* What is being asked: Please select every line in the data below that contains the string "text". Case matters.

====== Records shown ======

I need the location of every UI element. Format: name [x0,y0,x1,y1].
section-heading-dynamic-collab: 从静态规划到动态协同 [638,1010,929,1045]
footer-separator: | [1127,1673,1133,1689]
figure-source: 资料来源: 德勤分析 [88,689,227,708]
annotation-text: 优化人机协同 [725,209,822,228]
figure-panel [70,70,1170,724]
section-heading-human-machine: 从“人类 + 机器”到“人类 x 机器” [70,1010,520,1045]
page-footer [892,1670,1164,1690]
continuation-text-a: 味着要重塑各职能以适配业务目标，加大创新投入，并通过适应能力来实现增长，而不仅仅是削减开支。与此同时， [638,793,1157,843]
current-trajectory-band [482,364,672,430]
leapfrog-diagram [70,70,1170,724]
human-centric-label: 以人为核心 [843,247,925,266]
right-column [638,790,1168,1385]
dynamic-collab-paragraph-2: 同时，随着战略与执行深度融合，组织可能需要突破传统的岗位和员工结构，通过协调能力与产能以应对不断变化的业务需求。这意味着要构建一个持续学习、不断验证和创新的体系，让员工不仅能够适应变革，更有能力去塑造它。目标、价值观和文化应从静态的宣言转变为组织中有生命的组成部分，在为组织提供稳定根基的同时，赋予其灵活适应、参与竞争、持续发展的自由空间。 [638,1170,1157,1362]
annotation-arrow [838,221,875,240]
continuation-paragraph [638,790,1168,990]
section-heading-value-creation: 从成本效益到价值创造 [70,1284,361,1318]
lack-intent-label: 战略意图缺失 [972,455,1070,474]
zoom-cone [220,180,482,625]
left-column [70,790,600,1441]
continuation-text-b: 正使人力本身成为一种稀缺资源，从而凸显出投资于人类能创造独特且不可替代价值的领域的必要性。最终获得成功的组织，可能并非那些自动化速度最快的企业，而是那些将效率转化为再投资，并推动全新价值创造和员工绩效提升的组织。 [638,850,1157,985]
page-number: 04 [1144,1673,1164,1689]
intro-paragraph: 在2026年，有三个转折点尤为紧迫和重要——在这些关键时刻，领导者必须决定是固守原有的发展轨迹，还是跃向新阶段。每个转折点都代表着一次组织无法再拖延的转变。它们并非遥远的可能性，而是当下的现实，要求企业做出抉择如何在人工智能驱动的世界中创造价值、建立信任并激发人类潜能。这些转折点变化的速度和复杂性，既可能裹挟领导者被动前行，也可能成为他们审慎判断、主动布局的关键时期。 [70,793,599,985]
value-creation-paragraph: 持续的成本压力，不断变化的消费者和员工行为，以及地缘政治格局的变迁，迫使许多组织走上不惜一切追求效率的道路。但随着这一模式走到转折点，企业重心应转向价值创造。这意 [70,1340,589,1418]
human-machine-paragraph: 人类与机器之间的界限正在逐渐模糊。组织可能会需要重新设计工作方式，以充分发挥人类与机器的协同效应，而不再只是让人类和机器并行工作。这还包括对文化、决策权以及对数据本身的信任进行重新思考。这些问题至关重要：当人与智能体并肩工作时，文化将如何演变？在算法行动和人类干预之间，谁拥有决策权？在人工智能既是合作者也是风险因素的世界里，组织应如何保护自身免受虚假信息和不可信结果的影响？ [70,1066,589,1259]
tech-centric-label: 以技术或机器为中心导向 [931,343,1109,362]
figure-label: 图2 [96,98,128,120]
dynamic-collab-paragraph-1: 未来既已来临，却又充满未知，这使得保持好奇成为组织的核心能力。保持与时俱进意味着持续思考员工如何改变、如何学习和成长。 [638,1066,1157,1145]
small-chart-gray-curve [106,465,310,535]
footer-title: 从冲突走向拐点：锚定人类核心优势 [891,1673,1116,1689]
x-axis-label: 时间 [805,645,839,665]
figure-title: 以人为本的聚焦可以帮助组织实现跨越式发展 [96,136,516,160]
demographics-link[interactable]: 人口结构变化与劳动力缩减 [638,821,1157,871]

======

* Solution for this problem:
annotation-text: 优化人机协同 [725,209,822,228]
continuation-text-a: 味着要重塑各职能以适配业务目标，加大创新投入，并通过适应能力来实现增长，而不仅仅是削减开支。与此同时， [638,793,1157,843]
continuation-text-b: 正使人力本身成为一种稀缺资源，从而凸显出投资于人类能创造独特且不可替代价值的领域的必要性。最终获得成功的组织，可能并非那些自动化速度最快的企业，而是那些将效率转化为再投资，并推动全新价值创造和员工绩效提升的组织。 [638,850,1157,985]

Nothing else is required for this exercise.